• AIM OF THE TASK: Each entry that follows is to be retyped exactly. Pictures do not belong in the copy.

• THE DATA:

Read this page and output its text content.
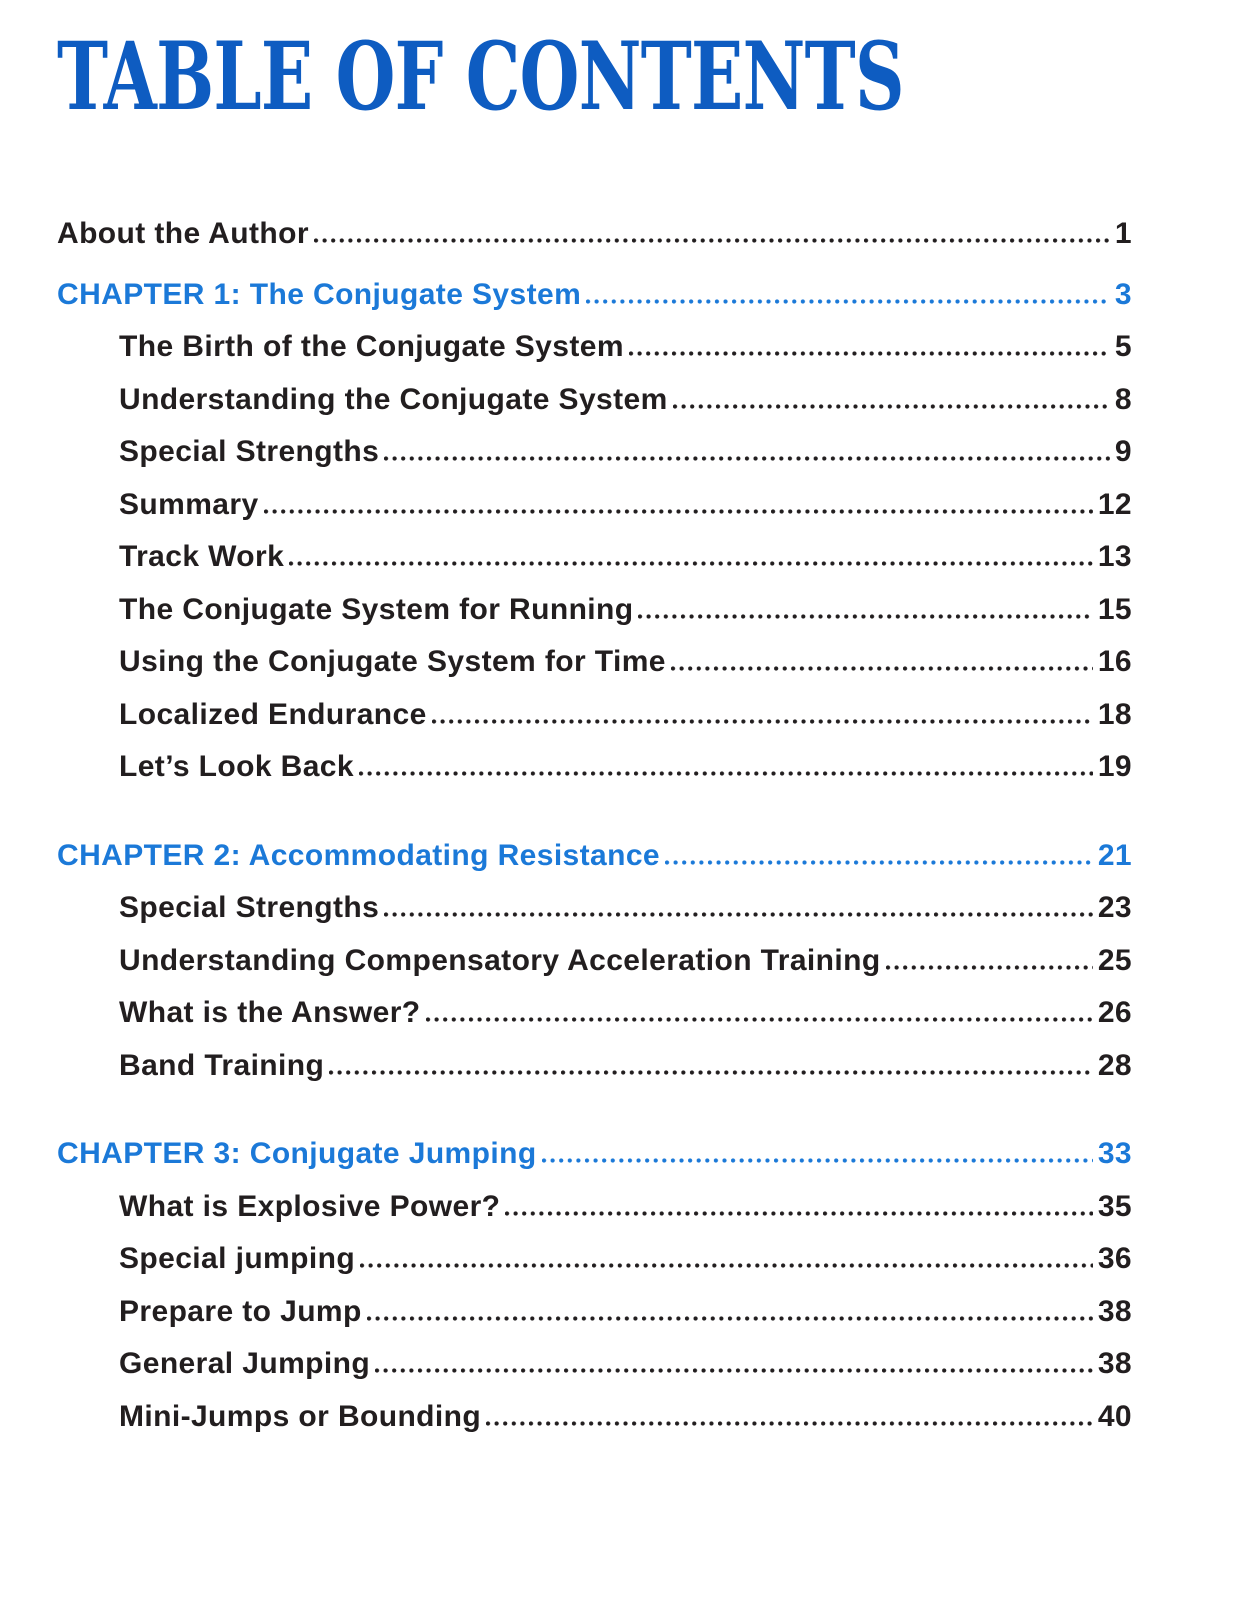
TABLE OF CONTENTS
About the Author	1
CHAPTER 1: The Conjugate System	3
The Birth of the Conjugate System	5
Understanding the Conjugate System	8
Special Strengths	9
Summary	12
Track Work	13
The Conjugate System for Running	15
Using the Conjugate System for Time	16
Localized Endurance	18
Let’s Look Back	19
CHAPTER 2: Accommodating Resistance	21
Special Strengths	23
Understanding Compensatory Acceleration Training	25
What is the Answer?	26
Band Training	28
CHAPTER 3: Conjugate Jumping	33
What is Explosive Power?	35
Special jumping	36
Prepare to Jump	38
General Jumping	38
Mini-Jumps or Bounding	40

• OUTPUT OF THE EXERCISE:
Read this page and output its text content.
TABLE OF CONTENTS
About the Author	1
CHAPTER 1: The Conjugate System	3
The Birth of the Conjugate System	5
Understanding the Conjugate System	8
Special Strengths	9
Summary	12
Track Work	13
The Conjugate System for Running	15
Using the Conjugate System for Time	16
Localized Endurance	18
Let’s Look Back	19
CHAPTER 2: Accommodating Resistance	21
Special Strengths	23
Understanding Compensatory Acceleration Training	25
What is the Answer?	26
Band Training	28
CHAPTER 3: Conjugate Jumping	33
What is Explosive Power?	35
Special jumping	36
Prepare to Jump	38
General Jumping	38
Mini-Jumps or Bounding	40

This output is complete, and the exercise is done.